Start of RECORDS SUPPLIED
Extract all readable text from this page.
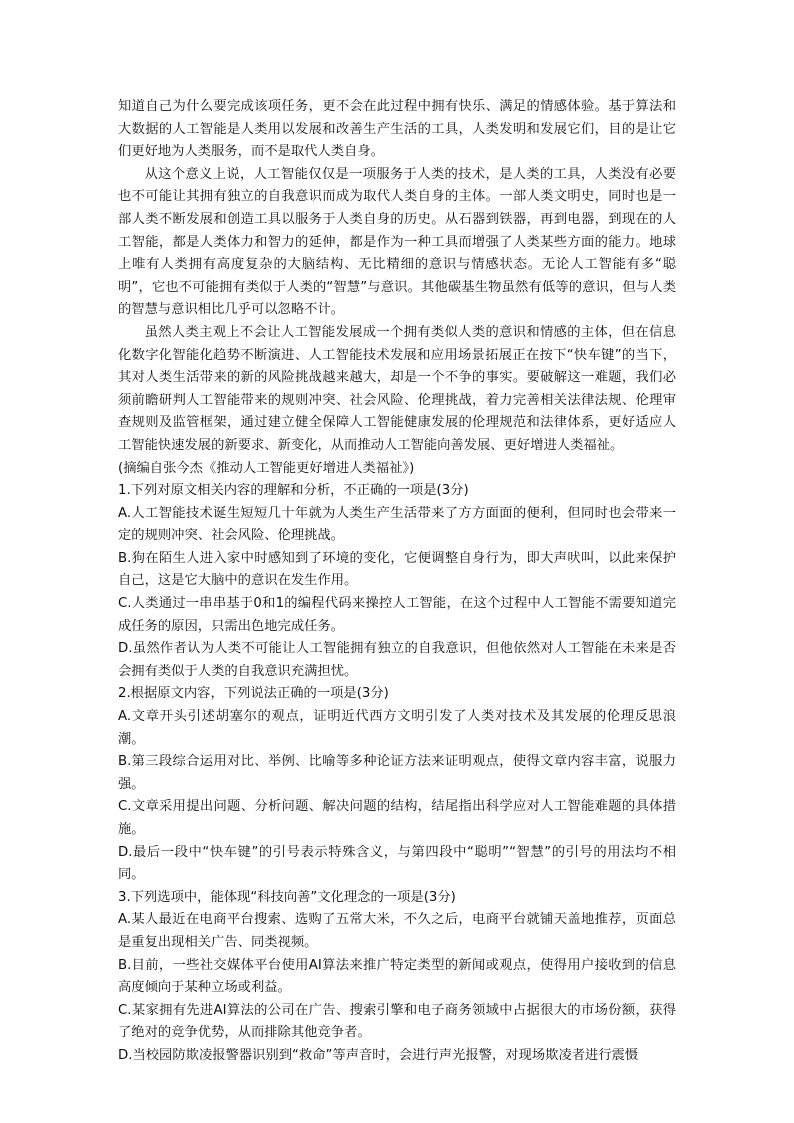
知道自己为什么要完成该项任务，更不会在此过程中拥有快乐、满足的情感体验。基于算法和大数据的人工智能是人类用以发展和改善生产生活的工具，人类发明和发展它们，目的是让它们更好地为人类服务，而不是取代人类自身。

从这个意义上说，人工智能仅仅是一项服务于人类的技术，是人类的工具，人类没有必要也不可能让其拥有独立的自我意识而成为取代人类自身的主体。一部人类文明史，同时也是一部人类不断发展和创造工具以服务于人类自身的历史。从石器到铁器，再到电器，到现在的人工智能，都是人类体力和智力的延伸，都是作为一种工具而增强了人类某些方面的能力。地球上唯有人类拥有高度复杂的大脑结构、无比精细的意识与情感状态。无论人工智能有多“聪明”，它也不可能拥有类似于人类的“智慧”与意识。其他碳基生物虽然有低等的意识，但与人类的智慧与意识相比几乎可以忽略不计。

虽然人类主观上不会让人工智能发展成一个拥有类似人类的意识和情感的主体，但在信息化数字化智能化趋势不断演进、人工智能技术发展和应用场景拓展正在按下“快车键”的当下，其对人类生活带来的新的风险挑战越来越大，却是一个不争的事实。要破解这一难题，我们必须前瞻研判人工智能带来的规则冲突、社会风险、伦理挑战，着力完善相关法律法规、伦理审查规则及监管框架，通过建立健全保障人工智能健康发展的伦理规范和法律体系，更好适应人工智能快速发展的新要求、新变化，从而推动人工智能向善发展、更好增进人类福祉。

(摘编自张今杰《推动人工智能更好增进人类福祉》)

1.下列对原文相关内容的理解和分析，不正确的一项是(3分)

A.人工智能技术诞生短短几十年就为人类生产生活带来了方方面面的便利，但同时也会带来一定的规则冲突、社会风险、伦理挑战。

B.狗在陌生人进入家中时感知到了环境的变化，它便调整自身行为，即大声吠叫，以此来保护自己，这是它大脑中的意识在发生作用。

C.人类通过一串串基于0和1的编程代码来操控人工智能，在这个过程中人工智能不需要知道完成任务的原因，只需出色地完成任务。

D.虽然作者认为人类不可能让人工智能拥有独立的自我意识，但他依然对人工智能在未来是否会拥有类似于人类的自我意识充满担忧。

2.根据原文内容，下列说法正确的一项是(3分)

A.文章开头引述胡塞尔的观点，证明近代西方文明引发了人类对技术及其发展的伦理反思浪潮。

B.第三段综合运用对比、举例、比喻等多种论证方法来证明观点，使得文章内容丰富，说服力强。

C.文章采用提出问题、分析问题、解决问题的结构，结尾指出科学应对人工智能难题的具体措施。

D.最后一段中“快车键”的引号表示特殊含义，与第四段中“聪明”“智慧”的引号的用法均不相同。

3.下列选项中，能体现“科技向善”文化理念的一项是(3分)

A.某人最近在电商平台搜索、选购了五常大米，不久之后，电商平台就铺天盖地推荐，页面总是重复出现相关广告、同类视频。

B.目前，一些社交媒体平台使用AI算法来推广特定类型的新闻或观点，使得用户接收到的信息高度倾向于某种立场或利益。

C.某家拥有先进AI算法的公司在广告、搜索引擎和电子商务领域中占据很大的市场份额，获得了绝对的竞争优势，从而排除其他竞争者。

D.当校园防欺凌报警器识别到“救命”等声音时，会进行声光报警，对现场欺凌者进行震慑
End of RECORDS SUPPLIED
▸ SHORT EXERCISE
From the records given above, copy all lines containing "伦理挑战".

▸ EXPECTED ANSWER
虽然人类主观上不会让人工智能发展成一个拥有类似人类的意识和情感的主体，但在信息化数字化智能化趋势不断演进、人工智能技术发展和应用场景拓展正在按下“快车键”的当下，其对人类生活带来的新的风险挑战越来越大，却是一个不争的事实。要破解这一难题，我们必须前瞻研判人工智能带来的规则冲突、社会风险、伦理挑战，着力完善相关法律法规、伦理审查规则及监管框架，通过建立健全保障人工智能健康发展的伦理规范和法律体系，更好适应人工智能快速发展的新要求、新变化，从而推动人工智能向善发展、更好增进人类福祉。
A.人工智能技术诞生短短几十年就为人类生产生活带来了方方面面的便利，但同时也会带来一定的规则冲突、社会风险、伦理挑战。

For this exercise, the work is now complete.